<<<<
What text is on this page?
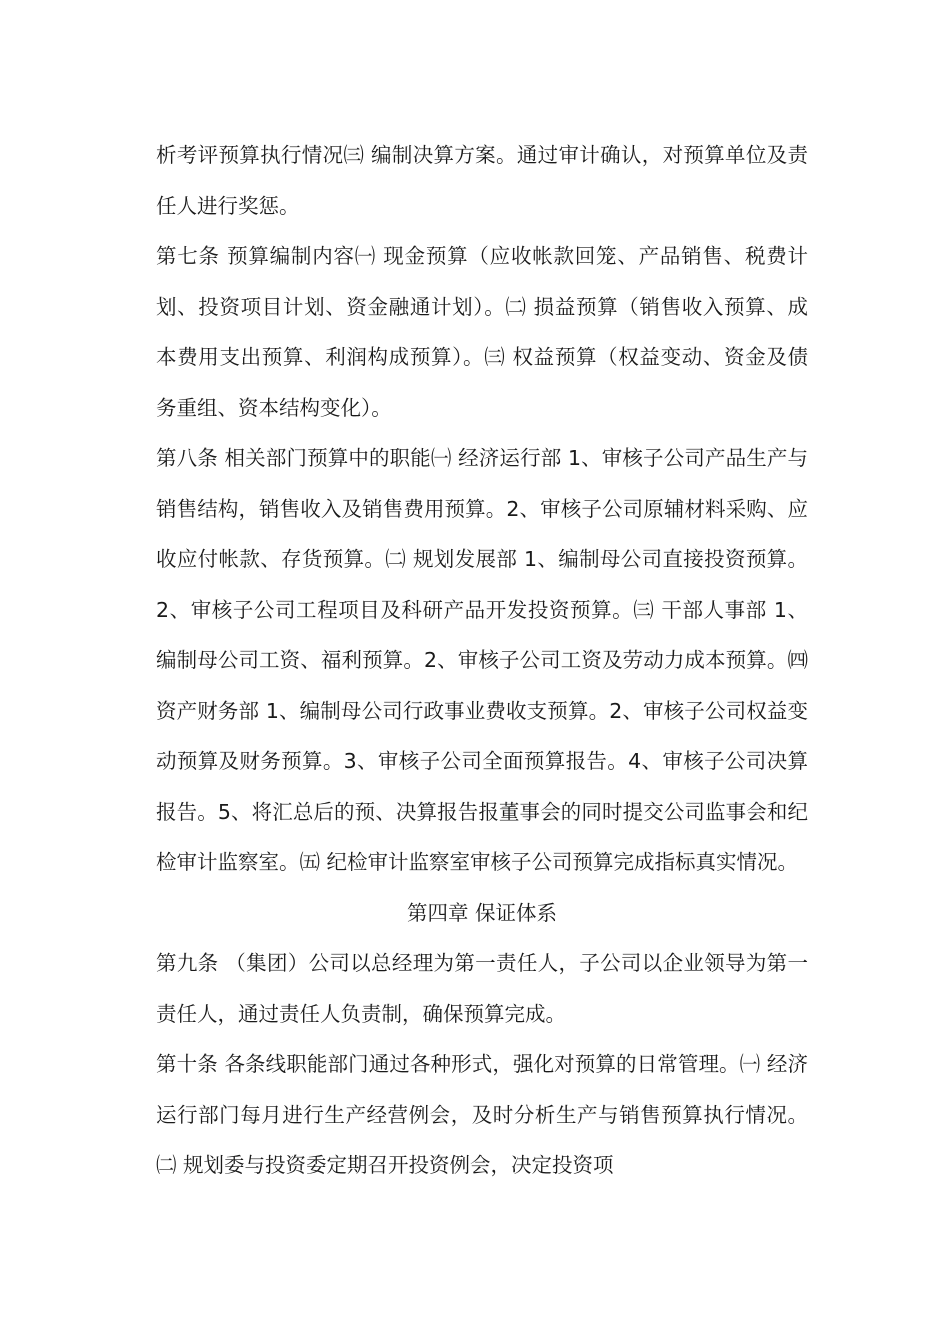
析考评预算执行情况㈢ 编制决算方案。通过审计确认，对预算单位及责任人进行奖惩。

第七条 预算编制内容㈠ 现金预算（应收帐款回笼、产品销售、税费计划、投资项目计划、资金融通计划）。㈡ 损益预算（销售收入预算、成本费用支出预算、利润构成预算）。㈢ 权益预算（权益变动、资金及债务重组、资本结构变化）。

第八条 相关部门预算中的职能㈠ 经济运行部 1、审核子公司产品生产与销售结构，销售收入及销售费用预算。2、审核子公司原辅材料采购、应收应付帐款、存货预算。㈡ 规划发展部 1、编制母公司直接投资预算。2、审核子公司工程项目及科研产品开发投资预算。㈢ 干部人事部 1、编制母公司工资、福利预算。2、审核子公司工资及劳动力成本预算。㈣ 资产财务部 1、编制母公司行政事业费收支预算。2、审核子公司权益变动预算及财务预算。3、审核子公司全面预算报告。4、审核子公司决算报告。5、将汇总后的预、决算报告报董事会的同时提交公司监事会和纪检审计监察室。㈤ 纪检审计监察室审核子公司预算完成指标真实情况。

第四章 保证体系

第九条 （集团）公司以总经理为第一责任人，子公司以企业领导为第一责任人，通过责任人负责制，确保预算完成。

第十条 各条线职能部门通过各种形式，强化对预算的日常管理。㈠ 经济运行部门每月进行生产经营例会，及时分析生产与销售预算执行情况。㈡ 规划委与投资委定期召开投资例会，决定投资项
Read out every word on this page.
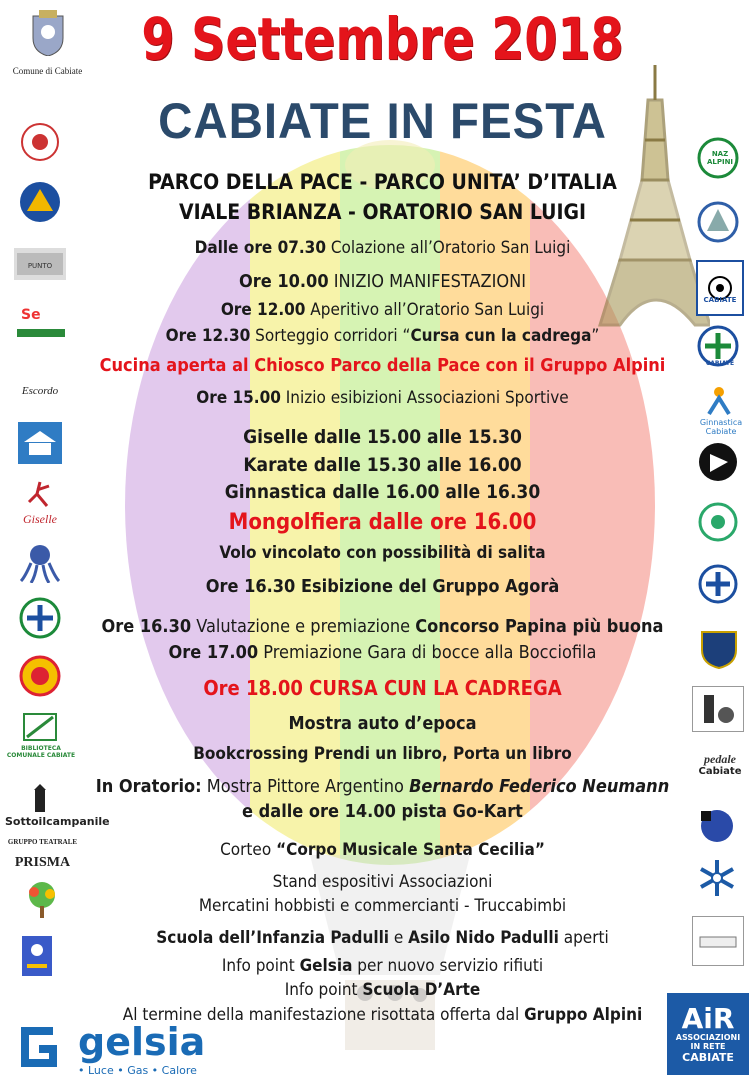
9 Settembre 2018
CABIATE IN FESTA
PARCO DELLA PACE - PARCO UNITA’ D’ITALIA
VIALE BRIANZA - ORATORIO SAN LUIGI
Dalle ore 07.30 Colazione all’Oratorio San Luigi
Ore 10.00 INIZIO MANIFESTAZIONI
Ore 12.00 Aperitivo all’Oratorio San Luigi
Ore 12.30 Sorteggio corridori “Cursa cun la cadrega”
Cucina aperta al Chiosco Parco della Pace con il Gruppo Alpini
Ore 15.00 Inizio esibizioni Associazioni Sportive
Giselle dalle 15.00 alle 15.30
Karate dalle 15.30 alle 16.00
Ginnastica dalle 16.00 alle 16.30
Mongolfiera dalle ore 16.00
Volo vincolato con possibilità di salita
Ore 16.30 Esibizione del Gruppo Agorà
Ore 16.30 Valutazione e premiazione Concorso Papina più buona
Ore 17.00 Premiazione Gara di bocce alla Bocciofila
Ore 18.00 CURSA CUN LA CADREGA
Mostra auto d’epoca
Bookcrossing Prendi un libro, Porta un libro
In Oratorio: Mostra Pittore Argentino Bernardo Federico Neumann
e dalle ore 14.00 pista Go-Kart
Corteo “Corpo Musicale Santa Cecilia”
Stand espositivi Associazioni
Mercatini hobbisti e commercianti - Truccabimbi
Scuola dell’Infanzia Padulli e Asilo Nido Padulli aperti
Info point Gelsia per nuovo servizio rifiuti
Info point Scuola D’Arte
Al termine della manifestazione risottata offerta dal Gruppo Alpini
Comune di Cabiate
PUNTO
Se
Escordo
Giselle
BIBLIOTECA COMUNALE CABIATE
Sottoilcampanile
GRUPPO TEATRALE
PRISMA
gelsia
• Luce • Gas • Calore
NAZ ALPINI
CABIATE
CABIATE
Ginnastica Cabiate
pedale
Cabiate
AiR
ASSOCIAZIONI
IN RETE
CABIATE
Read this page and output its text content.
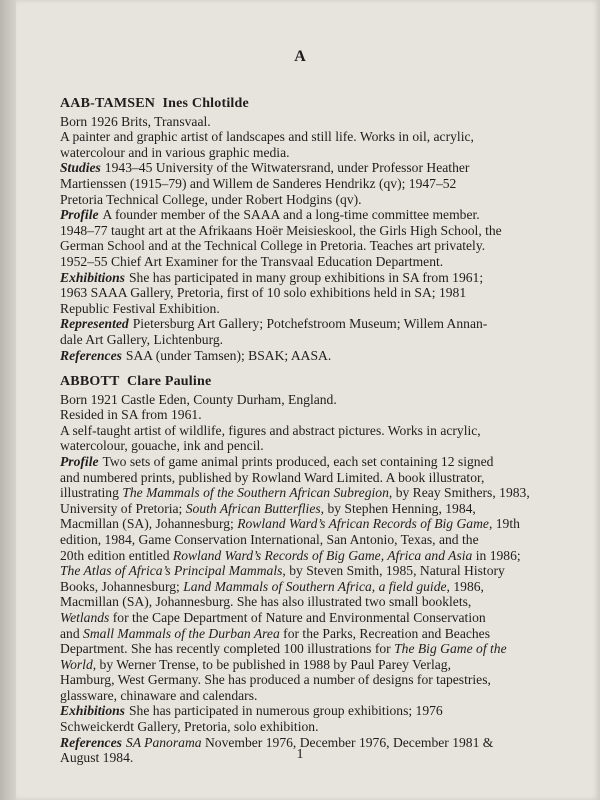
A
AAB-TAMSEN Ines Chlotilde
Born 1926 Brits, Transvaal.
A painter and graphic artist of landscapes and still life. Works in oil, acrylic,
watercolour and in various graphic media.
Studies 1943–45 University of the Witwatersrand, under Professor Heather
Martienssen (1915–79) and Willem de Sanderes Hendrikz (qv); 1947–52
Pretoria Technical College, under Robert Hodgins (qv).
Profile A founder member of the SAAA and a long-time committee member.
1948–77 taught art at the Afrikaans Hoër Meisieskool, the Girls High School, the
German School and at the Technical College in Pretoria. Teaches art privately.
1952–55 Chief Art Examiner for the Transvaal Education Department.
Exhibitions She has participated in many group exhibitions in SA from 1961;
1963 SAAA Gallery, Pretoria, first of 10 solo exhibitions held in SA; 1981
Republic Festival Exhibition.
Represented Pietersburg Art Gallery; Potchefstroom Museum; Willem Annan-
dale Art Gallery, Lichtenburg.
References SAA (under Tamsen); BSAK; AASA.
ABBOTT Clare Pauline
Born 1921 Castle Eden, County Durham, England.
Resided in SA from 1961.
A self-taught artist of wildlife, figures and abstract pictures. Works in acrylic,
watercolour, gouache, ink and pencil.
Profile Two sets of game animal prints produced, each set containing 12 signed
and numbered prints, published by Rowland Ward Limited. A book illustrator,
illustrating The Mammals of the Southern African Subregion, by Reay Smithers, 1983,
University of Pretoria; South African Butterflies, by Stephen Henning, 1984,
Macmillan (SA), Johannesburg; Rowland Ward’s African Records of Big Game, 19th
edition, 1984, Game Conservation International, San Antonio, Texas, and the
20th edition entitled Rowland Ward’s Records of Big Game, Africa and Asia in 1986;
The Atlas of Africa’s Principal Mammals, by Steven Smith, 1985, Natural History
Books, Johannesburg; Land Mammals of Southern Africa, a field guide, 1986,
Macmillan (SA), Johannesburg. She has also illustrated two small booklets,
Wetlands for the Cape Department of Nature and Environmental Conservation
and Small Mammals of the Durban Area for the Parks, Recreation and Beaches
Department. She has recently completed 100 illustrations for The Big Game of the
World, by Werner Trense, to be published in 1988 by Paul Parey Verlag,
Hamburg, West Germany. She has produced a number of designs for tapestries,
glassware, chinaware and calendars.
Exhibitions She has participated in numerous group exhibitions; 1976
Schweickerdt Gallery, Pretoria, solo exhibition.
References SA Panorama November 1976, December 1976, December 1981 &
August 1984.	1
>>>>
- **Exercise**
Verbatim reproduction of every record is required; images are left out.

- **Task solution**
What text is on this page?
析考评预算执行情况㈢ 编制决算方案。通过审计确认，对预算单位及责任人进行奖惩。

第七条 预算编制内容㈠ 现金预算（应收帐款回笼、产品销售、税费计划、投资项目计划、资金融通计划）。㈡ 损益预算（销售收入预算、成本费用支出预算、利润构成预算）。㈢ 权益预算（权益变动、资金及债务重组、资本结构变化）。

第八条 相关部门预算中的职能㈠ 经济运行部 1、审核子公司产品生产与销售结构，销售收入及销售费用预算。2、审核子公司原辅材料采购、应收应付帐款、存货预算。㈡ 规划发展部 1、编制母公司直接投资预算。2、审核子公司工程项目及科研产品开发投资预算。㈢ 干部人事部 1、编制母公司工资、福利预算。2、审核子公司工资及劳动力成本预算。㈣ 资产财务部 1、编制母公司行政事业费收支预算。2、审核子公司权益变动预算及财务预算。3、审核子公司全面预算报告。4、审核子公司决算报告。5、将汇总后的预、决算报告报董事会的同时提交公司监事会和纪检审计监察室。㈤ 纪检审计监察室审核子公司预算完成指标真实情况。

第四章 保证体系

第九条 （集团）公司以总经理为第一责任人，子公司以企业领导为第一责任人，通过责任人负责制，确保预算完成。

第十条 各条线职能部门通过各种形式，强化对预算的日常管理。㈠ 经济运行部门每月进行生产经营例会，及时分析生产与销售预算执行情况。㈡ 规划委与投资委定期召开投资例会，决定投资项
Read out every word on this page.
9 Settembre 2018
CABIATE IN FESTA
PARCO DELLA PACE - PARCO UNITA’ D’ITALIA
VIALE BRIANZA - ORATORIO SAN LUIGI
Dalle ore 07.30 Colazione all’Oratorio San Luigi
Ore 10.00 INIZIO MANIFESTAZIONI
Ore 12.00 Aperitivo all’Oratorio San Luigi
Ore 12.30 Sorteggio corridori “Cursa cun la cadrega”
Cucina aperta al Chiosco Parco della Pace con il Gruppo Alpini
Ore 15.00 Inizio esibizioni Associazioni Sportive
Giselle dalle 15.00 alle 15.30
Karate dalle 15.30 alle 16.00
Ginnastica dalle 16.00 alle 16.30
Mongolfiera dalle ore 16.00
Volo vincolato con possibilità di salita
Ore 16.30 Esibizione del Gruppo Agorà
Ore 16.30 Valutazione e premiazione Concorso Papina più buona
Ore 17.00 Premiazione Gara di bocce alla Bocciofila
Ore 18.00 CURSA CUN LA CADREGA
Mostra auto d’epoca
Bookcrossing Prendi un libro, Porta un libro
In Oratorio: Mostra Pittore Argentino Bernardo Federico Neumann
e dalle ore 14.00 pista Go-Kart
Corteo “Corpo Musicale Santa Cecilia”
Stand espositivi Associazioni
Mercatini hobbisti e commercianti - Truccabimbi
Scuola dell’Infanzia Padulli e Asilo Nido Padulli aperti
Info point Gelsia per nuovo servizio rifiuti
Info point Scuola D’Arte
Al termine della manifestazione risottata offerta dal Gruppo Alpini
Comune di Cabiate
PUNTO
Se
Escordo
Giselle
BIBLIOTECA COMUNALE CABIATE
Sottoilcampanile
GRUPPO TEATRALE
PRISMA
gelsia
• Luce • Gas • Calore
NAZ ALPINI
CABIATE
CABIATE
Ginnastica Cabiate
pedale
Cabiate
AiR
ASSOCIAZIONI
IN RETE
CABIATE
Read this page and output its text content.
A
AAB-TAMSEN Ines Chlotilde
Born 1926 Brits, Transvaal.
A painter and graphic artist of landscapes and still life. Works in oil, acrylic,
watercolour and in various graphic media.
Studies 1943–45 University of the Witwatersrand, under Professor Heather
Martienssen (1915–79) and Willem de Sanderes Hendrikz (qv); 1947–52
Pretoria Technical College, under Robert Hodgins (qv).
Profile A founder member of the SAAA and a long-time committee member.
1948–77 taught art at the Afrikaans Hoër Meisieskool, the Girls High School, the
German School and at the Technical College in Pretoria. Teaches art privately.
1952–55 Chief Art Examiner for the Transvaal Education Department.
Exhibitions She has participated in many group exhibitions in SA from 1961;
1963 SAAA Gallery, Pretoria, first of 10 solo exhibitions held in SA; 1981
Republic Festival Exhibition.
Represented Pietersburg Art Gallery; Potchefstroom Museum; Willem Annan-
dale Art Gallery, Lichtenburg.
References SAA (under Tamsen); BSAK; AASA.
ABBOTT Clare Pauline
Born 1921 Castle Eden, County Durham, England.
Resided in SA from 1961.
A self-taught artist of wildlife, figures and abstract pictures. Works in acrylic,
watercolour, gouache, ink and pencil.
Profile Two sets of game animal prints produced, each set containing 12 signed
and numbered prints, published by Rowland Ward Limited. A book illustrator,
illustrating The Mammals of the Southern African Subregion, by Reay Smithers, 1983,
University of Pretoria; South African Butterflies, by Stephen Henning, 1984,
Macmillan (SA), Johannesburg; Rowland Ward’s African Records of Big Game, 19th
edition, 1984, Game Conservation International, San Antonio, Texas, and the
20th edition entitled Rowland Ward’s Records of Big Game, Africa and Asia in 1986;
The Atlas of Africa’s Principal Mammals, by Steven Smith, 1985, Natural History
Books, Johannesburg; Land Mammals of Southern Africa, a field guide, 1986,
Macmillan (SA), Johannesburg. She has also illustrated two small booklets,
Wetlands for the Cape Department of Nature and Environmental Conservation
and Small Mammals of the Durban Area for the Parks, Recreation and Beaches
Department. She has recently completed 100 illustrations for The Big Game of the
World, by Werner Trense, to be published in 1988 by Paul Parey Verlag,
Hamburg, West Germany. She has produced a number of designs for tapestries,
glassware, chinaware and calendars.
Exhibitions She has participated in numerous group exhibitions; 1976
Schweickerdt Gallery, Pretoria, solo exhibition.
References SA Panorama November 1976, December 1976, December 1981 &
August 1984.	1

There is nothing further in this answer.